→ PROBLEM TO WORK ON: Gather all lines with the word "Fehlandtstr" in them.

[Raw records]
::::
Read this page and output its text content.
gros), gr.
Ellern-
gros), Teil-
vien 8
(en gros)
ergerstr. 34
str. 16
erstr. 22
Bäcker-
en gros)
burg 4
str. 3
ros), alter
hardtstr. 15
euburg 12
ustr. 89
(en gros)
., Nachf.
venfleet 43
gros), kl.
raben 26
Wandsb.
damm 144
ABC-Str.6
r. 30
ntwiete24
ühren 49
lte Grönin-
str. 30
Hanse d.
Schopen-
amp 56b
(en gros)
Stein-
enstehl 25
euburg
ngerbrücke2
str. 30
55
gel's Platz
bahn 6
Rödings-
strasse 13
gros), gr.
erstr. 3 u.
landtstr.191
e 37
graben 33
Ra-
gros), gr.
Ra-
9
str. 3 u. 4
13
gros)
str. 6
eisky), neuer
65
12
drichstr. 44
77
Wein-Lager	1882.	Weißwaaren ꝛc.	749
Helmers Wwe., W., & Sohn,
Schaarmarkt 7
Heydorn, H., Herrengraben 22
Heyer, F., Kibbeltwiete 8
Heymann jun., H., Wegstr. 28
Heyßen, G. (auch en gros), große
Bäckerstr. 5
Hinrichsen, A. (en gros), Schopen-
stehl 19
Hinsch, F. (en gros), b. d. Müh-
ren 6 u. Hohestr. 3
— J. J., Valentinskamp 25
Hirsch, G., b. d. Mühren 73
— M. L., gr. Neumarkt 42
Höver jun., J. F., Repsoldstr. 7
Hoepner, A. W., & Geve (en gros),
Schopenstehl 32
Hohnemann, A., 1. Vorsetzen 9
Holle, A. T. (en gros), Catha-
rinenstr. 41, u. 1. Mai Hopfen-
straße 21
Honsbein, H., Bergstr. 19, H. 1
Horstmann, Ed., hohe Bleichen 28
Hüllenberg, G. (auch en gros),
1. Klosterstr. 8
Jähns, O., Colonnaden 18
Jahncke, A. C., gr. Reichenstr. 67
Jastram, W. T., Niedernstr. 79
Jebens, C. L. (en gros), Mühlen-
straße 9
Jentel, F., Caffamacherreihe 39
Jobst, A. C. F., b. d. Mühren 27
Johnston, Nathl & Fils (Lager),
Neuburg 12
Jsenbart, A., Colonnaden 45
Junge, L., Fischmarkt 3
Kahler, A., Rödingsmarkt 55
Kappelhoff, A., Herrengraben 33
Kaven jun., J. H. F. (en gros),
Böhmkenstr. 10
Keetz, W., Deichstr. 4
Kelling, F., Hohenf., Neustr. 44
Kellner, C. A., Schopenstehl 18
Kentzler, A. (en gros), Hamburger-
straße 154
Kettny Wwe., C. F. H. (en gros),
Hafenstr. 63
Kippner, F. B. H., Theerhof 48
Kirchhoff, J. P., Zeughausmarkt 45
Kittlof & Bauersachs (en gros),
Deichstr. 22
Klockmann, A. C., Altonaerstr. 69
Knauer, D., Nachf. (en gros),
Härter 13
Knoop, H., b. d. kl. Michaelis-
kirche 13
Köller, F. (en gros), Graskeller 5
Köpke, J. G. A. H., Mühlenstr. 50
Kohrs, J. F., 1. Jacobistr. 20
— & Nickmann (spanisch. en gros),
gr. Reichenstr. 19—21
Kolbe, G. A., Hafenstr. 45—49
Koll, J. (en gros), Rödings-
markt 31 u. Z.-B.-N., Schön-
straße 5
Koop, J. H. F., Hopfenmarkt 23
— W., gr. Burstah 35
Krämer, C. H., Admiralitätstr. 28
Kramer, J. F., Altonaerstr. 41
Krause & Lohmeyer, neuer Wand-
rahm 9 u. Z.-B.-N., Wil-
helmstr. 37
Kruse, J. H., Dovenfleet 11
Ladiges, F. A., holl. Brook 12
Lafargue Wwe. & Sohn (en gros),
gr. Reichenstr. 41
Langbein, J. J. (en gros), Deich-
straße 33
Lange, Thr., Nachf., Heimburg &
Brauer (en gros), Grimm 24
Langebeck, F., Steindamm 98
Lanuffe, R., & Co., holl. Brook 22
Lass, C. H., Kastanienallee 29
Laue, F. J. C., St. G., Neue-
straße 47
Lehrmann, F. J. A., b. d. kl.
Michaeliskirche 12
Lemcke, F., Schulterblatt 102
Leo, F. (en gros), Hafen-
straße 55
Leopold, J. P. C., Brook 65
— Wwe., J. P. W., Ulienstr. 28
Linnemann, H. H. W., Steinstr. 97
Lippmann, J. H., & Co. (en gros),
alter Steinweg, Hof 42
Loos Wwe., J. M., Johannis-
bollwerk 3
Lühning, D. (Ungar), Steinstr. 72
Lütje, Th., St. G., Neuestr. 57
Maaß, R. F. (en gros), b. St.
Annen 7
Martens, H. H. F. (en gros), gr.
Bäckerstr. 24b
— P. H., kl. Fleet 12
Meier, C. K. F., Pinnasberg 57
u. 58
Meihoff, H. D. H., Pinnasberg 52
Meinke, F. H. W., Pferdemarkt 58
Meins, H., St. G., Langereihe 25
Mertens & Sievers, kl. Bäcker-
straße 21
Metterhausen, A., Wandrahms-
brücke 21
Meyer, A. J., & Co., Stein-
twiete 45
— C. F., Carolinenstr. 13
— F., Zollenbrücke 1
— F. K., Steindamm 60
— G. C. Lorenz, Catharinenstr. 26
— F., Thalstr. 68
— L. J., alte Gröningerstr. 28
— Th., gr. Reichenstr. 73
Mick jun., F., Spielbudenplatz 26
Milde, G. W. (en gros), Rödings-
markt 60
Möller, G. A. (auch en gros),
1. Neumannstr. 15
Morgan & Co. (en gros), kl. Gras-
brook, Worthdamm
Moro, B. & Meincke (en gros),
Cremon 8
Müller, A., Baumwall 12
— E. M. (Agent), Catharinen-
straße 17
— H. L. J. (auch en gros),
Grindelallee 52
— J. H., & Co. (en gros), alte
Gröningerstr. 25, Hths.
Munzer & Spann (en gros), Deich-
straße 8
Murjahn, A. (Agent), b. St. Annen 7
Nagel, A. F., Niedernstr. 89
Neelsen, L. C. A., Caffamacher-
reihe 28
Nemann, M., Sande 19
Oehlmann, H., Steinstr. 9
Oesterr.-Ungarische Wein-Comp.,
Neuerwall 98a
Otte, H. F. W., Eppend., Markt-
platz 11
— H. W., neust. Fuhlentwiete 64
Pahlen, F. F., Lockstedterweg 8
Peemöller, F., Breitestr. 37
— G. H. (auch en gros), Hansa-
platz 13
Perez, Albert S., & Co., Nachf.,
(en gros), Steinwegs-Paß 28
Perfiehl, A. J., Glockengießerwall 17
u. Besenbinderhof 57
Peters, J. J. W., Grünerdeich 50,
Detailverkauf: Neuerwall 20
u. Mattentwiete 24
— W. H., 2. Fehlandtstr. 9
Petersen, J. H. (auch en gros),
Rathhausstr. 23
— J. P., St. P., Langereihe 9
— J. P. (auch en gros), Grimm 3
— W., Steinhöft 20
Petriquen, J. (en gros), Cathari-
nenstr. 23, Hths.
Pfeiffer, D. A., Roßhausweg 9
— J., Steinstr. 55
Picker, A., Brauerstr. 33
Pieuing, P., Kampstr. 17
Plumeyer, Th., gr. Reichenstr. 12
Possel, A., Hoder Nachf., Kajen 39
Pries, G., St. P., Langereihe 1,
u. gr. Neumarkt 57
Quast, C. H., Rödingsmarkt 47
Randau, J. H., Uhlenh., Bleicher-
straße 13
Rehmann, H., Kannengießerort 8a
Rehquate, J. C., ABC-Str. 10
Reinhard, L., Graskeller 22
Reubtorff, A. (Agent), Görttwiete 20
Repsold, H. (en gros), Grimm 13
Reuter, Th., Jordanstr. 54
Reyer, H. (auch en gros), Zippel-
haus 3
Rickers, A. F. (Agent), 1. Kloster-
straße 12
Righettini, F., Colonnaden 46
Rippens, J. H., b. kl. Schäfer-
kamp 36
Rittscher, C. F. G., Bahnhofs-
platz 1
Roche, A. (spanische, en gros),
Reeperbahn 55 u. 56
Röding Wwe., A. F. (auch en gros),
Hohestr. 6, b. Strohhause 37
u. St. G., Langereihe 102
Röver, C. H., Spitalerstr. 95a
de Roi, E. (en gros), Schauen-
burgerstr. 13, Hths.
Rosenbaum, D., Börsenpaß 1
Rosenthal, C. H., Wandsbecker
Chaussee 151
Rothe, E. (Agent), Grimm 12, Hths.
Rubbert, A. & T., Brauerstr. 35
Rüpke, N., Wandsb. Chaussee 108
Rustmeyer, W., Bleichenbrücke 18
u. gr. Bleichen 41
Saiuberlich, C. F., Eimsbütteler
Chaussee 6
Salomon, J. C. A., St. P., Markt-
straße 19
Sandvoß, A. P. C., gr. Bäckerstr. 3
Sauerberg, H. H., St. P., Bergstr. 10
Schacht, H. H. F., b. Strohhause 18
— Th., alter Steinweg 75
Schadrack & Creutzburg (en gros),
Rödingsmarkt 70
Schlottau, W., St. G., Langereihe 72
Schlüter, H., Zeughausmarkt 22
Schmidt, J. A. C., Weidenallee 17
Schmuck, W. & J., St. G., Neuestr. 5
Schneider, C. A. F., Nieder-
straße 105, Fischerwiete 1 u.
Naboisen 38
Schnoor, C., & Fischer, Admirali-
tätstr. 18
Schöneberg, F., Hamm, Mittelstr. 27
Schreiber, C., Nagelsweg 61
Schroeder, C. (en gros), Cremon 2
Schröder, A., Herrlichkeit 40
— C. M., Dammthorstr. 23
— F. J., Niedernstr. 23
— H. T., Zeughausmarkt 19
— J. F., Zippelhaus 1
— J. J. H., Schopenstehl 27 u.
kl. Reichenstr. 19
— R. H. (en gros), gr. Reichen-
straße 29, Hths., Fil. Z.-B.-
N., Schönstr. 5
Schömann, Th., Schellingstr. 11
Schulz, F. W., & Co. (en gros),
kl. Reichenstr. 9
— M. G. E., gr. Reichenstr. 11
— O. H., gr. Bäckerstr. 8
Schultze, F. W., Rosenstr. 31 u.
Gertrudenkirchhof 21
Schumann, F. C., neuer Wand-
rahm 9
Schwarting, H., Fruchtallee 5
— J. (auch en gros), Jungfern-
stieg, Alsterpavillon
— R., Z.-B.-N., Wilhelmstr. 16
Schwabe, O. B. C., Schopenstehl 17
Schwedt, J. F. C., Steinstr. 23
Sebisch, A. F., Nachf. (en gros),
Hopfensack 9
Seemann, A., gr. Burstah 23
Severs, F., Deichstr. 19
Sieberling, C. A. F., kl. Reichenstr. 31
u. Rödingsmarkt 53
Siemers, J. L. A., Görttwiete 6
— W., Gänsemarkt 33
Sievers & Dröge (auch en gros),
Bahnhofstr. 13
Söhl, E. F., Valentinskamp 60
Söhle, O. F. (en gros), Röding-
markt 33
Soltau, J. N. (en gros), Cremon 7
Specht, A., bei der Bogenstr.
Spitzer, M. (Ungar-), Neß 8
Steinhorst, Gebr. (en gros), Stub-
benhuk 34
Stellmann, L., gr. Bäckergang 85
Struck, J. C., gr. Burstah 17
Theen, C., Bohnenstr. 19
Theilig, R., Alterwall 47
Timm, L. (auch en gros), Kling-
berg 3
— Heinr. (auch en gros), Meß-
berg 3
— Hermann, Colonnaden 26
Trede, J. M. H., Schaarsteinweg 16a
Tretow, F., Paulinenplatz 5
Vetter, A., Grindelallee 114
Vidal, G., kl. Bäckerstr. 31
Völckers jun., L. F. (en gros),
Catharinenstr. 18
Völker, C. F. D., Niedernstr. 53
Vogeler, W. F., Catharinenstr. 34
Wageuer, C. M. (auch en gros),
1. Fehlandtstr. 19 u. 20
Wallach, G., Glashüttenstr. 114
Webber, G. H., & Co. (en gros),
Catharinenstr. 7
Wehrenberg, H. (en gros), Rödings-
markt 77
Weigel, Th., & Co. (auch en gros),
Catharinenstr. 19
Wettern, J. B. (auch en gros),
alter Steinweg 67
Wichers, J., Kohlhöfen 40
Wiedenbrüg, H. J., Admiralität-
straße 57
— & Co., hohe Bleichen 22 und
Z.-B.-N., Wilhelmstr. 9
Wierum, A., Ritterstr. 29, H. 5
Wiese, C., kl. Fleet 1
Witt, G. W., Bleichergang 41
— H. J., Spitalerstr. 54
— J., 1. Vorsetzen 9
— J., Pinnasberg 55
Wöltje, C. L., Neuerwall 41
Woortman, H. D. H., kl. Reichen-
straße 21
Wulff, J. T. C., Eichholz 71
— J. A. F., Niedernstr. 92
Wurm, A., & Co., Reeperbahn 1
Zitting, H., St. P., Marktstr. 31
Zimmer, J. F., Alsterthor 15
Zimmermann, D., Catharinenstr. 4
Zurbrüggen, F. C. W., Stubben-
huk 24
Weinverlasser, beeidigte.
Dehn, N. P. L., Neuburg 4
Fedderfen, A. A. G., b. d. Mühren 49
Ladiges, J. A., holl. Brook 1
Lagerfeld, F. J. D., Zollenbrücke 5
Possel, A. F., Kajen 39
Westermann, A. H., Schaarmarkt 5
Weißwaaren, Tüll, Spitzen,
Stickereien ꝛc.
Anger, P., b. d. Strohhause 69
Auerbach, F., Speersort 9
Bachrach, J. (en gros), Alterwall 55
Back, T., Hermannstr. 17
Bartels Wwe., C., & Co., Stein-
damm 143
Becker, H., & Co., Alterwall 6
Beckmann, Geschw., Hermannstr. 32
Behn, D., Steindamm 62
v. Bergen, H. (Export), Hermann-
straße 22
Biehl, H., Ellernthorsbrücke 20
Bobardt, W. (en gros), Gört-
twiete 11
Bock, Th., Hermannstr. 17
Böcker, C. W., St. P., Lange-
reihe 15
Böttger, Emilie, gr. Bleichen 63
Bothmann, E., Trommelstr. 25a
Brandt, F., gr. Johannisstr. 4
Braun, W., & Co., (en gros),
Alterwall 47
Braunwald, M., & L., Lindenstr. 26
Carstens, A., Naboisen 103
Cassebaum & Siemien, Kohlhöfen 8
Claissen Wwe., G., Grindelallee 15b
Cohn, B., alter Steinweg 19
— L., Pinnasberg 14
::::
→ ANSWER:
— W. H., 2. Fehlandtstr. 9
1. Fehlandtstr. 19 u. 20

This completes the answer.